▸ Exercise goal
Below are the records; pull every line that includes "river".

Data excerpts:
* begin *

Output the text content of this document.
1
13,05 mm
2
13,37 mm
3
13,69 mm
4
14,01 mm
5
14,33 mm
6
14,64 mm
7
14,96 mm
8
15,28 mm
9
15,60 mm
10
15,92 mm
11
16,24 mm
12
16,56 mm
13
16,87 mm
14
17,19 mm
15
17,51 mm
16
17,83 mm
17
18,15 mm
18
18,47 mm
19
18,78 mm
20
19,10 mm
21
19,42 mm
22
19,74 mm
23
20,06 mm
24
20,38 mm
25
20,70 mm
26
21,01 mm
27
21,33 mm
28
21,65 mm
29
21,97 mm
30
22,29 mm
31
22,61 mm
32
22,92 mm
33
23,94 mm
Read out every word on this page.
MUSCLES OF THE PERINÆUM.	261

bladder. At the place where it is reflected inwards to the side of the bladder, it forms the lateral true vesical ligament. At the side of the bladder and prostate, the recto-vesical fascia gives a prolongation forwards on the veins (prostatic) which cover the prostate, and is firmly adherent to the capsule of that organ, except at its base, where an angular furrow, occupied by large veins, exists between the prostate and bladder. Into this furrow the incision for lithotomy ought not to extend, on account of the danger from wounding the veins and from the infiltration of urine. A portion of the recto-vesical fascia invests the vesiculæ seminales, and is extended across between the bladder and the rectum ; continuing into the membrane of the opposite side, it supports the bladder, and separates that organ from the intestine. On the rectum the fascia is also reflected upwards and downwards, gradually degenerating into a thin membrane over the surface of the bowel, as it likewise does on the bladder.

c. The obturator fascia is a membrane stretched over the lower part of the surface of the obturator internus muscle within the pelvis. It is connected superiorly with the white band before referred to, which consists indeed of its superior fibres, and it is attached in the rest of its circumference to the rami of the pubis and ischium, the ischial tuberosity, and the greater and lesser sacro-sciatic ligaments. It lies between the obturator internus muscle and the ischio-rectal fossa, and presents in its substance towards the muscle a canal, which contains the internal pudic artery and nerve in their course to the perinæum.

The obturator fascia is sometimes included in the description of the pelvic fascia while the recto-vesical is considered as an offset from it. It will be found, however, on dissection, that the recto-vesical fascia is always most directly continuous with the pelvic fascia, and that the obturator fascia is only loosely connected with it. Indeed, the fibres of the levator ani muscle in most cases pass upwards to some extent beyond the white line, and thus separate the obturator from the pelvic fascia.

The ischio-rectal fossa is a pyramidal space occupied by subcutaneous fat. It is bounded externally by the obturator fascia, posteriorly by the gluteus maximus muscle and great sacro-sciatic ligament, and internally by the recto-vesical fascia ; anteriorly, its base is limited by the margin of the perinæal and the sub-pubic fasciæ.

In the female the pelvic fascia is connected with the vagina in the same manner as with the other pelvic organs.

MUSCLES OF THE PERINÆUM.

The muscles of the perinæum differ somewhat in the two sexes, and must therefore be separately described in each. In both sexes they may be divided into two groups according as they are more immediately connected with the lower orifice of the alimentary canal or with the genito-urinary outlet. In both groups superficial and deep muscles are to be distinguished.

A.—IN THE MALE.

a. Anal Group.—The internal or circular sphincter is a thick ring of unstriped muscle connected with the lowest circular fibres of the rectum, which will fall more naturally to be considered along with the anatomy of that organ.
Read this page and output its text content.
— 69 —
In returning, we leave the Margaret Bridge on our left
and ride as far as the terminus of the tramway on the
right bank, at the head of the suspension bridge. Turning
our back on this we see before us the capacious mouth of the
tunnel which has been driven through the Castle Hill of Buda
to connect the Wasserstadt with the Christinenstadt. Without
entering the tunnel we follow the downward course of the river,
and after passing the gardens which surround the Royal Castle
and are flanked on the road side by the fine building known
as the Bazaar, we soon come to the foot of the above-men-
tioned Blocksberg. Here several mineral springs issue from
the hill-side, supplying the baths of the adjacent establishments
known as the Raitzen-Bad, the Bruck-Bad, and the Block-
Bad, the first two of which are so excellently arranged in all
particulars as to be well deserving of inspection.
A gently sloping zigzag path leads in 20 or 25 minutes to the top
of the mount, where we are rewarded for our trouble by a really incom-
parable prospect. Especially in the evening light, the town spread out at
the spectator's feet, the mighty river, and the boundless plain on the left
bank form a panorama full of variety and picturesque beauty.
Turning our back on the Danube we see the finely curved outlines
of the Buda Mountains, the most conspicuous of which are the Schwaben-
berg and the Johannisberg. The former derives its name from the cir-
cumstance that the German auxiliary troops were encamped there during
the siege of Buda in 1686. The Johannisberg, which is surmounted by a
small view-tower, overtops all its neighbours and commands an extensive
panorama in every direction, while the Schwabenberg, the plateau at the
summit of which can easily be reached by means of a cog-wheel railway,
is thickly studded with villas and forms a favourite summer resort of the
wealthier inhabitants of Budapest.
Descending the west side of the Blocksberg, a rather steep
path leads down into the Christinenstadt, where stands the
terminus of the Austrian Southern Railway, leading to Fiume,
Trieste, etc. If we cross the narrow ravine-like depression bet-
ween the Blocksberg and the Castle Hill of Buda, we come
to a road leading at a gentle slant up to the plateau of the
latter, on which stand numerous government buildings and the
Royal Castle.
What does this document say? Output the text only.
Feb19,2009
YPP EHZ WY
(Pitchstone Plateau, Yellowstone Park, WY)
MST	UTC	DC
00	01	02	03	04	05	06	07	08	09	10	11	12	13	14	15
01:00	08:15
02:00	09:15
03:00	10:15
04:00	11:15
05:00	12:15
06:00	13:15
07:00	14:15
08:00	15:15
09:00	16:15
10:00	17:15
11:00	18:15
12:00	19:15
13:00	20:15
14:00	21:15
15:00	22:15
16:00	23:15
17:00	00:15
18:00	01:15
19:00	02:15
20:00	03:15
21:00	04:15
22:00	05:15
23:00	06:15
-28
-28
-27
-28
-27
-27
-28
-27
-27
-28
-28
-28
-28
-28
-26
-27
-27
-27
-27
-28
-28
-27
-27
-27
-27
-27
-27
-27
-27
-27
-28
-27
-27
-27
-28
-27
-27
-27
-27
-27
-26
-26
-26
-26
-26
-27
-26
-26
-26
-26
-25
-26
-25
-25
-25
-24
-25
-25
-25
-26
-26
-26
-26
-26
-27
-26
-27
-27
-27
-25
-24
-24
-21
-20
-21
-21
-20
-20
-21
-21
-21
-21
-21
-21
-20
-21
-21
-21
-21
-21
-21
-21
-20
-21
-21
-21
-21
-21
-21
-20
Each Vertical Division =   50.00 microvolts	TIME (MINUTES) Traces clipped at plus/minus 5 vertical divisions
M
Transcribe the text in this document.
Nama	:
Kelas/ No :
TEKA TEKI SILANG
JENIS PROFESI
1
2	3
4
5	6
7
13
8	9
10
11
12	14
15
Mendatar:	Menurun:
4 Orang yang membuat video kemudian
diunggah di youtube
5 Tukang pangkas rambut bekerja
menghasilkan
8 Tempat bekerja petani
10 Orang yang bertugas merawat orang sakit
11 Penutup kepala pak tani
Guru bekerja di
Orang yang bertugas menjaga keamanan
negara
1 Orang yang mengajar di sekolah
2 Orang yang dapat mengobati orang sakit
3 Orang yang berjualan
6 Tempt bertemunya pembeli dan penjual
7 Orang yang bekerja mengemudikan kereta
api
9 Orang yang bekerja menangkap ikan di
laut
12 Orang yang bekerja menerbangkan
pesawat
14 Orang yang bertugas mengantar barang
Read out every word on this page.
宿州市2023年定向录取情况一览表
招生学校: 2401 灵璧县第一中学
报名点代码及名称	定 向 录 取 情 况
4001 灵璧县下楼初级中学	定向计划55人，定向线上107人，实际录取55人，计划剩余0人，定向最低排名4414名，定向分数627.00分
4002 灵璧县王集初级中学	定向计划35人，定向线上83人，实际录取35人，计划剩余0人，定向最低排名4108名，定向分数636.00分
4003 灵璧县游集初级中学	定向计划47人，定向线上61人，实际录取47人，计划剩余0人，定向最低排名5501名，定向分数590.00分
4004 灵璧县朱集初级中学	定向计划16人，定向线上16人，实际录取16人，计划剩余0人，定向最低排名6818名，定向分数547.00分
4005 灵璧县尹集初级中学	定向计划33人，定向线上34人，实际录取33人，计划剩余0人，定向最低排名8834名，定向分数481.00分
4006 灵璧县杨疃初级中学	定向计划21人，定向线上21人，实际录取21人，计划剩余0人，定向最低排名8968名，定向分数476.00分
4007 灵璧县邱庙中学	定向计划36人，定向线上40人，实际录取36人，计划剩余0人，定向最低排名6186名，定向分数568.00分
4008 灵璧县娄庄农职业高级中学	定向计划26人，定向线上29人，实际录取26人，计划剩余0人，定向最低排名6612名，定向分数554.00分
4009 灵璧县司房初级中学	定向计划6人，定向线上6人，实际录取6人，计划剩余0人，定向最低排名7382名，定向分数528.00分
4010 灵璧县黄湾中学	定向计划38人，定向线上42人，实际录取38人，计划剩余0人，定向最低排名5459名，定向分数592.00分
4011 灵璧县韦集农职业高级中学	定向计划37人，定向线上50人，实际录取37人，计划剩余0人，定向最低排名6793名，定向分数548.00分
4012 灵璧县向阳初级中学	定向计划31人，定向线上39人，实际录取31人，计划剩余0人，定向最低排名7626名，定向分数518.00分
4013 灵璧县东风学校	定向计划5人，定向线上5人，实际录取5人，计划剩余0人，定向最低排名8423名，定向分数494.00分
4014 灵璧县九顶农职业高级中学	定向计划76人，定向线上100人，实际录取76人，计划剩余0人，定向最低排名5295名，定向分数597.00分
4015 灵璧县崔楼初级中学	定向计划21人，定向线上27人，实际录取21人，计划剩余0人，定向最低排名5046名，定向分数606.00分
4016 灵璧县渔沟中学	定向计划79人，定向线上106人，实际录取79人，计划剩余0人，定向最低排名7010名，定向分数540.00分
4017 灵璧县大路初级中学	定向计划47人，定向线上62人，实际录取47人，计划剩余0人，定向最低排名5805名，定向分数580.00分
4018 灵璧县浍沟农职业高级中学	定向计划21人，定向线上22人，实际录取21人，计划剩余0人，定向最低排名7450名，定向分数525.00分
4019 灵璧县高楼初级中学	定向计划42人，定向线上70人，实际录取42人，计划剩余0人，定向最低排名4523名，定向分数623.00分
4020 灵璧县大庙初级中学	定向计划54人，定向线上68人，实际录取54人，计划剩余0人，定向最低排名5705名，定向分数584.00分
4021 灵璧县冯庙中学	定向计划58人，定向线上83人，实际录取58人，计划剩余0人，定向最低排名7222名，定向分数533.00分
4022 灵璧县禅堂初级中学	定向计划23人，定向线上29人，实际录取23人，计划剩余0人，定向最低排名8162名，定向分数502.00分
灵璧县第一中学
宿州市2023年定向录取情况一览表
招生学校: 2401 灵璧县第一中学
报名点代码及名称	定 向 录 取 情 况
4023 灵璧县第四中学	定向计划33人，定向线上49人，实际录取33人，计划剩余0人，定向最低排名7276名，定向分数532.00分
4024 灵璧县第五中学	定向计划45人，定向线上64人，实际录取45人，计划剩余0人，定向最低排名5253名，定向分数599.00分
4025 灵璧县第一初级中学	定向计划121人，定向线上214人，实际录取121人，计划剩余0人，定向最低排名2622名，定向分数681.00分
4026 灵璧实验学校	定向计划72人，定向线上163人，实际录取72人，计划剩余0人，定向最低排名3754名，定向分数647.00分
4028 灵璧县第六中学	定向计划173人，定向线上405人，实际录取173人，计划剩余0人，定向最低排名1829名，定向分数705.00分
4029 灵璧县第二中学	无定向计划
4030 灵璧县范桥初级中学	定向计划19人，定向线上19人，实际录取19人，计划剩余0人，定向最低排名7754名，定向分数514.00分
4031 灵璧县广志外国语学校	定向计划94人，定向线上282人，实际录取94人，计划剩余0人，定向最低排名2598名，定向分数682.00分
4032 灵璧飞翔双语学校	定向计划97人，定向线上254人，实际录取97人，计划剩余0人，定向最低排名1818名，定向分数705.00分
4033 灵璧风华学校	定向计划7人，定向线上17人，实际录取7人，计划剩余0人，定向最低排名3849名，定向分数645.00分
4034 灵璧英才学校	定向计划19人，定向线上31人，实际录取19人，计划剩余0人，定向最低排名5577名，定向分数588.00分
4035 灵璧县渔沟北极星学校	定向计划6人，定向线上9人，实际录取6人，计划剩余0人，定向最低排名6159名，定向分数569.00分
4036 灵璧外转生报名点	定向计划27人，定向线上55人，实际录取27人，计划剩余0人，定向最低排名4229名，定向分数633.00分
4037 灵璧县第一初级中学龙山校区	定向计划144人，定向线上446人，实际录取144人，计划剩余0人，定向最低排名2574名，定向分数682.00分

* end *

▸ Response for this exercise
entering the tunnel we follow the downward course of the river,
the spectator's feet, the mighty river, and the boundless plain on the left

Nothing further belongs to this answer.